● **What you have to do**: Extract, from the listing that follows, each line containing the word "past".

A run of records

— Begin —

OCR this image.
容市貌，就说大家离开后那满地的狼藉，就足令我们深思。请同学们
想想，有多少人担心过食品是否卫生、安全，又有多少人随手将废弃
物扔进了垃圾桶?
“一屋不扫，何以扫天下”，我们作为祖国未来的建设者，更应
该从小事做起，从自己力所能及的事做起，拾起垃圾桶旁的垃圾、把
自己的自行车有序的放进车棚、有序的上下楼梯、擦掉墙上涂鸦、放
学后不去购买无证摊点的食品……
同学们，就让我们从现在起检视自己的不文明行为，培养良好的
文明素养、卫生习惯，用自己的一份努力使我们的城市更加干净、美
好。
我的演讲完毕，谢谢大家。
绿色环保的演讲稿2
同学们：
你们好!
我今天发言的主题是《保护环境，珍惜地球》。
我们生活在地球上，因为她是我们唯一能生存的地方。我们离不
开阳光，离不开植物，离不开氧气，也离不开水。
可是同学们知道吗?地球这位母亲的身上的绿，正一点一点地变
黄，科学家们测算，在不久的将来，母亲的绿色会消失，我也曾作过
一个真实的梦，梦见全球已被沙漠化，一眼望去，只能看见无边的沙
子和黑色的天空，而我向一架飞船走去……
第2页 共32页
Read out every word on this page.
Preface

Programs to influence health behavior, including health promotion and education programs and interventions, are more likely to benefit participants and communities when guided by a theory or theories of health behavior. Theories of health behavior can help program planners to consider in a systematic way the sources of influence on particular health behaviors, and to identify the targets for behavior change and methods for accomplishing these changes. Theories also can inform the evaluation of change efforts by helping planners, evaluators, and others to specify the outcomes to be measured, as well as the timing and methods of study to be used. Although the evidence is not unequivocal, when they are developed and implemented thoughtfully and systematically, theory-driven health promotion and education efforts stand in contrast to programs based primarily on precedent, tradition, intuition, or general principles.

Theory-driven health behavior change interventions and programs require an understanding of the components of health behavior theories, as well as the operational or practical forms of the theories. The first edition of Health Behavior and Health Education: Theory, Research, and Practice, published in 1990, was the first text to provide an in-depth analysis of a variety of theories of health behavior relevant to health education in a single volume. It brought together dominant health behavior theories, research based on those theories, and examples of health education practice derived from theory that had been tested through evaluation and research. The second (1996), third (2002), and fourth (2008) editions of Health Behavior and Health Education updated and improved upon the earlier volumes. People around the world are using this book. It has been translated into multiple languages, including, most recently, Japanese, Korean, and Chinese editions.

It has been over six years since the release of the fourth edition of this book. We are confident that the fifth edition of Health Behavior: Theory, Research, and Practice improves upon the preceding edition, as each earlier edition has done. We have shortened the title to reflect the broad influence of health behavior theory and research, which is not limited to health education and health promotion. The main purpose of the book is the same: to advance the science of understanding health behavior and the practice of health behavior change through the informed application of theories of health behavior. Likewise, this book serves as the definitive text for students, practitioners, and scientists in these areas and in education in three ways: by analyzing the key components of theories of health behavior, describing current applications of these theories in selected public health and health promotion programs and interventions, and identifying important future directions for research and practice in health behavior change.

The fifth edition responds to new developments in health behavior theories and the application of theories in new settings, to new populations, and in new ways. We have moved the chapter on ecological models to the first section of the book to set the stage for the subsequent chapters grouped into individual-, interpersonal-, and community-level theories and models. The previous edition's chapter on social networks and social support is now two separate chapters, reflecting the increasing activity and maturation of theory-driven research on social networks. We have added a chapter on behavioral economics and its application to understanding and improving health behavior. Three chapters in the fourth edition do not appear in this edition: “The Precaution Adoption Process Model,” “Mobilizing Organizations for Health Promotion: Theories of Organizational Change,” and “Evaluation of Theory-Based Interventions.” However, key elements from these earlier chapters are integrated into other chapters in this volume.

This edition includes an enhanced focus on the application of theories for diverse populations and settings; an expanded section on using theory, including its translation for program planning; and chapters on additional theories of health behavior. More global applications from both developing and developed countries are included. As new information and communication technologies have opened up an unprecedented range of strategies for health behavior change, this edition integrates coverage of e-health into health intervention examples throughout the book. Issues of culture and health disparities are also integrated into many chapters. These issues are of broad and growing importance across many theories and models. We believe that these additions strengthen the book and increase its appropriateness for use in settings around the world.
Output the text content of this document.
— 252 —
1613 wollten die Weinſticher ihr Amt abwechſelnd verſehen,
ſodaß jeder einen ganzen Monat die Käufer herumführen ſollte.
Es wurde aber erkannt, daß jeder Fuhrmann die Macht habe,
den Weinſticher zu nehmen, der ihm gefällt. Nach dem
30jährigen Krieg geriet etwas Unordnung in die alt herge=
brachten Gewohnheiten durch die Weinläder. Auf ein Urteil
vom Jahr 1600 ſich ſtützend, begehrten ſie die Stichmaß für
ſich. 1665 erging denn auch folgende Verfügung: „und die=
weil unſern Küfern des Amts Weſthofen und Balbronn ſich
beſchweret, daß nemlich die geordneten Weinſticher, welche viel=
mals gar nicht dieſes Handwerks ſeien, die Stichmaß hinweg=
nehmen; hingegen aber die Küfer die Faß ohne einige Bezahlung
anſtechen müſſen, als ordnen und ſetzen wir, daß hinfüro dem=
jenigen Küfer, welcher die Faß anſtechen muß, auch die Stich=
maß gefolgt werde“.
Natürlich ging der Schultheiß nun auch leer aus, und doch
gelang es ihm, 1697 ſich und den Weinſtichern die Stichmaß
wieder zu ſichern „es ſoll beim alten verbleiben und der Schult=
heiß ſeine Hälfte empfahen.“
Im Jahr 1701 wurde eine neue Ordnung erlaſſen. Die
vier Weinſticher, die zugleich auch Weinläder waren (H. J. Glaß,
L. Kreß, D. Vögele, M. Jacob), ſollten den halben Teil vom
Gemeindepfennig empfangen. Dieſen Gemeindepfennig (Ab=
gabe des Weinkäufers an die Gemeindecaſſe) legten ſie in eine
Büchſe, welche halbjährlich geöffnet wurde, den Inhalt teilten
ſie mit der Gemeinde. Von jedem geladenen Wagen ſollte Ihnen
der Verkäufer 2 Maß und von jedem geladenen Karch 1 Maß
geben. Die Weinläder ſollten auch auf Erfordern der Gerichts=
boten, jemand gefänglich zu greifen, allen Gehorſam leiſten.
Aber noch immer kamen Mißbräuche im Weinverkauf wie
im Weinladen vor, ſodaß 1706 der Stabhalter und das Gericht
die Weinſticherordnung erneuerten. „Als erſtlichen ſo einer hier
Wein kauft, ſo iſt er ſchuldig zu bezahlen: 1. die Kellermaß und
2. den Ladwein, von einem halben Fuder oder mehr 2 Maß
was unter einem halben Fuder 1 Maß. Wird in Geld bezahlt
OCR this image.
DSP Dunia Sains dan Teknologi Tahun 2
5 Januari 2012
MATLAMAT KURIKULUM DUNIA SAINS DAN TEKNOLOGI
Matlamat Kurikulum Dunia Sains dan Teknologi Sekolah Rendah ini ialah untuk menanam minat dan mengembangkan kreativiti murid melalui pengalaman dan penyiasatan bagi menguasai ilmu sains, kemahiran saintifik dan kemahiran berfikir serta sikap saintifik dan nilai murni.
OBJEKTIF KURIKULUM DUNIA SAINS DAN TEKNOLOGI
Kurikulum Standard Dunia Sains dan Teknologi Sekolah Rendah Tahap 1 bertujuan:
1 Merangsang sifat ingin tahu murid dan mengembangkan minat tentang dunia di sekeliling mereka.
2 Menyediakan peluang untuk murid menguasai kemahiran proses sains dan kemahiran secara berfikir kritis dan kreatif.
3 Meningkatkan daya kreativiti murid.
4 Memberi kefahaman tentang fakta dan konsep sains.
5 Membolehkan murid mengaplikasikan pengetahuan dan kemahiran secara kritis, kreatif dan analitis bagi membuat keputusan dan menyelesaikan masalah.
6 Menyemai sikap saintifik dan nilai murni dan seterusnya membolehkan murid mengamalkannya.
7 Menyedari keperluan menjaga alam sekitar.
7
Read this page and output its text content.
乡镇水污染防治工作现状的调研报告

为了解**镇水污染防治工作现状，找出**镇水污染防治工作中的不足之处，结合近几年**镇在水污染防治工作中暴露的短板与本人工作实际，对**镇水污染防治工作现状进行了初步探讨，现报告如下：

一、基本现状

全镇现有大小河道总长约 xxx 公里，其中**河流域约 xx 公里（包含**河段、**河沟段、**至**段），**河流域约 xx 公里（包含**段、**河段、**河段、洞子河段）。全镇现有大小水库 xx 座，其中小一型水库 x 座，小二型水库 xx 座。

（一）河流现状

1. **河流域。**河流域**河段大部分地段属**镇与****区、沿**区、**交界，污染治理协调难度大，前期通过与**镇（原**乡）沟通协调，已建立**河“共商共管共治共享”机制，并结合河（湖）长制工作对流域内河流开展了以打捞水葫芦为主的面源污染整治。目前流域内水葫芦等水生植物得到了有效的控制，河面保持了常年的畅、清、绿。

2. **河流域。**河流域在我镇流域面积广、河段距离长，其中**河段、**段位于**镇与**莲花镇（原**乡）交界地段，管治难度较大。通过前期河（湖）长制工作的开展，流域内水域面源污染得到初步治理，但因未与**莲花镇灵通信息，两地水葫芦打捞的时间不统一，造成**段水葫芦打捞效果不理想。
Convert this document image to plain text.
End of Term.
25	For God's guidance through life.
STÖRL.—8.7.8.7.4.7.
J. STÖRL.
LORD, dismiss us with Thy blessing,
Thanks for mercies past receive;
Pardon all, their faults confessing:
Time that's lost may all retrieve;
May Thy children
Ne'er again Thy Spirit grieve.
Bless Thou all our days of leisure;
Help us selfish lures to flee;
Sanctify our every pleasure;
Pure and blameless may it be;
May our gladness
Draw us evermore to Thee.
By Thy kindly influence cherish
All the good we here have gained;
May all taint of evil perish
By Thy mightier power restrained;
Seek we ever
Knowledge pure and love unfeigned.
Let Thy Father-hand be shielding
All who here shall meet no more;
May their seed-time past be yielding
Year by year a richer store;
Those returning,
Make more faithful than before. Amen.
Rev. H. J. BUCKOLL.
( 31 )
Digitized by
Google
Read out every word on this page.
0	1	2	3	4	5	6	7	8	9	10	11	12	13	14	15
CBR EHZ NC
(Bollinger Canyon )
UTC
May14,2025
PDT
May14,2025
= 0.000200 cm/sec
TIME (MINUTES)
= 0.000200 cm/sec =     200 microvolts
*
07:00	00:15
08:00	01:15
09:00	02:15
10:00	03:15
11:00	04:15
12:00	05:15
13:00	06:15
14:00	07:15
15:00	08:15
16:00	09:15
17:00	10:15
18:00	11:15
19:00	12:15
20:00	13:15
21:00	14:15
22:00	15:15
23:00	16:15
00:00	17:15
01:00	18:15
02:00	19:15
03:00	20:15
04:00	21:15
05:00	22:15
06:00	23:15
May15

— End —

● **Correct output**:
Thanks for mercies past receive;
May their seed-time past be yielding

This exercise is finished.